───── Listed entries

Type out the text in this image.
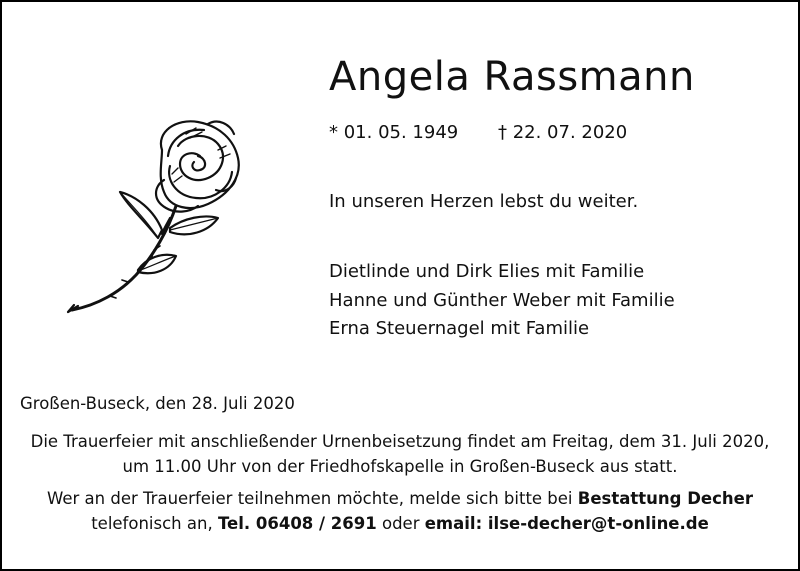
Angela Rassmann
* 01. 05. 1949 † 22. 07. 2020
In unseren Herzen lebst du weiter.
Dietlinde und Dirk Elies mit Familie
Hanne und Günther Weber mit Familie
Erna Steuernagel mit Familie
Großen-Buseck, den 28. Juli 2020
Die Trauerfeier mit anschließender Urnenbeisetzung findet am Freitag, dem 31. Juli 2020,
um 11.00 Uhr von der Friedhofskapelle in Großen-Buseck aus statt.
Wer an der Trauerfeier teilnehmen möchte, melde sich bitte bei Bestattung Decher
telefonisch an, Tel. 06408 / 2691 oder email: ilse-decher@t-online.de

──────────

» Aim of the exercise
Write down every line of the data above that includes the string "Trauerfeier".

» Final answer
Die Trauerfeier mit anschließender Urnenbeisetzung findet am Freitag, dem 31. Juli 2020,
Wer an der Trauerfeier teilnehmen möchte, melde sich bitte bei Bestattung Decher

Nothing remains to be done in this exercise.